begin Extracted material
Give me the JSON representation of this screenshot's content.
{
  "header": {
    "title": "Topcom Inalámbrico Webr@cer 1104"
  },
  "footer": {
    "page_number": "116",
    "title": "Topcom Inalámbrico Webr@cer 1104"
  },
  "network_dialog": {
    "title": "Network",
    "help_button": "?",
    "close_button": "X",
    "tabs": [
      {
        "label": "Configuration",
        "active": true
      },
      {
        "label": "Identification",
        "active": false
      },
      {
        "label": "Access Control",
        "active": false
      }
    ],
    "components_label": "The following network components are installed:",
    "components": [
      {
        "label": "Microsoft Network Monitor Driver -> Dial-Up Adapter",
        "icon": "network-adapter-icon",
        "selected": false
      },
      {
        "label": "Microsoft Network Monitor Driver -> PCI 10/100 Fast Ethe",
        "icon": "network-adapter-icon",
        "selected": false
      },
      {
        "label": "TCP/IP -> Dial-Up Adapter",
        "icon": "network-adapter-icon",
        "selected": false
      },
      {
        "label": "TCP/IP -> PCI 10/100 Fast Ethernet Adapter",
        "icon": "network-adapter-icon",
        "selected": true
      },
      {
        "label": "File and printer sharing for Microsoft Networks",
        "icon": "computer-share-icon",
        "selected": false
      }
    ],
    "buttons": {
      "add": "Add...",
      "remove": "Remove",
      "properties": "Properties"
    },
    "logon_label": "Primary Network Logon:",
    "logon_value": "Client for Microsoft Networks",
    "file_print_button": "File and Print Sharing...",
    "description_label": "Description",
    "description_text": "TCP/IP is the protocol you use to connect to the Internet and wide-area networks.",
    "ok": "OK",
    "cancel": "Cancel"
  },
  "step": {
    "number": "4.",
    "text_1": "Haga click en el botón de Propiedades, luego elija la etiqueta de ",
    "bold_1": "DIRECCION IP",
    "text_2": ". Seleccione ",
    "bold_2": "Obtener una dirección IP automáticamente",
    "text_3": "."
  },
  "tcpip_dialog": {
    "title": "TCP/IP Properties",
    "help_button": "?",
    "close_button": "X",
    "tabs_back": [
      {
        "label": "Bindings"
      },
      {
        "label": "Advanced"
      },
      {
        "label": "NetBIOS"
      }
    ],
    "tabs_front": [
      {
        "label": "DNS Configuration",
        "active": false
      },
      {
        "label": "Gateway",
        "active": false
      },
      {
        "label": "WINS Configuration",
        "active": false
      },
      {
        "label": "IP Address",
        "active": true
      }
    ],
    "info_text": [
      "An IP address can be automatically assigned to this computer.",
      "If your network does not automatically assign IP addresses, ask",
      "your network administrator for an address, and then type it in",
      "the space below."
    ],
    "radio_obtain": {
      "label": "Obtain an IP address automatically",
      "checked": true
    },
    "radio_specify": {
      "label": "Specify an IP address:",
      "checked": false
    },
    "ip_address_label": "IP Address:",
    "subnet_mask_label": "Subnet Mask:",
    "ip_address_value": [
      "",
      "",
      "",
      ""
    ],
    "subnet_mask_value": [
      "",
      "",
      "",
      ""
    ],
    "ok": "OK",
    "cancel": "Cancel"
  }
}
end Extracted material
* Objective
Take the data above and return it exactly.

* Problem solution
Give me the JSON representation of this screenshot's content.
{
  "header": {
    "title": "Topcom Inalámbrico Webr@cer 1104"
  },
  "footer": {
    "page_number": "116",
    "title": "Topcom Inalámbrico Webr@cer 1104"
  },
  "network_dialog": {
    "title": "Network",
    "help_button": "?",
    "close_button": "X",
    "tabs": [
      {
        "label": "Configuration",
        "active": true
      },
      {
        "label": "Identification",
        "active": false
      },
      {
        "label": "Access Control",
        "active": false
      }
    ],
    "components_label": "The following network components are installed:",
    "components": [
      {
        "label": "Microsoft Network Monitor Driver -> Dial-Up Adapter",
        "icon": "network-adapter-icon",
        "selected": false
      },
      {
        "label": "Microsoft Network Monitor Driver -> PCI 10/100 Fast Ethe",
        "icon": "network-adapter-icon",
        "selected": false
      },
      {
        "label": "TCP/IP -> Dial-Up Adapter",
        "icon": "network-adapter-icon",
        "selected": false
      },
      {
        "label": "TCP/IP -> PCI 10/100 Fast Ethernet Adapter",
        "icon": "network-adapter-icon",
        "selected": true
      },
      {
        "label": "File and printer sharing for Microsoft Networks",
        "icon": "computer-share-icon",
        "selected": false
      }
    ],
    "buttons": {
      "add": "Add...",
      "remove": "Remove",
      "properties": "Properties"
    },
    "logon_label": "Primary Network Logon:",
    "logon_value": "Client for Microsoft Networks",
    "file_print_button": "File and Print Sharing...",
    "description_label": "Description",
    "description_text": "TCP/IP is the protocol you use to connect to the Internet and wide-area networks.",
    "ok": "OK",
    "cancel": "Cancel"
  },
  "step": {
    "number": "4.",
    "text_1": "Haga click en el botón de Propiedades, luego elija la etiqueta de ",
    "bold_1": "DIRECCION IP",
    "text_2": ". Seleccione ",
    "bold_2": "Obtener una dirección IP automáticamente",
    "text_3": "."
  },
  "tcpip_dialog": {
    "title": "TCP/IP Properties",
    "help_button": "?",
    "close_button": "X",
    "tabs_back": [
      {
        "label": "Bindings"
      },
      {
        "label": "Advanced"
      },
      {
        "label": "NetBIOS"
      }
    ],
    "tabs_front": [
      {
        "label": "DNS Configuration",
        "active": false
      },
      {
        "label": "Gateway",
        "active": false
      },
      {
        "label": "WINS Configuration",
        "active": false
      },
      {
        "label": "IP Address",
        "active": true
      }
    ],
    "info_text": [
      "An IP address can be automatically assigned to this computer.",
      "If your network does not automatically assign IP addresses, ask",
      "your network administrator for an address, and then type it in",
      "the space below."
    ],
    "radio_obtain": {
      "label": "Obtain an IP address automatically",
      "checked": true
    },
    "radio_specify": {
      "label": "Specify an IP address:",
      "checked": false
    },
    "ip_address_label": "IP Address:",
    "subnet_mask_label": "Subnet Mask:",
    "ip_address_value": [
      "",
      "",
      "",
      ""
    ],
    "subnet_mask_value": [
      "",
      "",
      "",
      ""
    ],
    "ok": "OK",
    "cancel": "Cancel"
  }
}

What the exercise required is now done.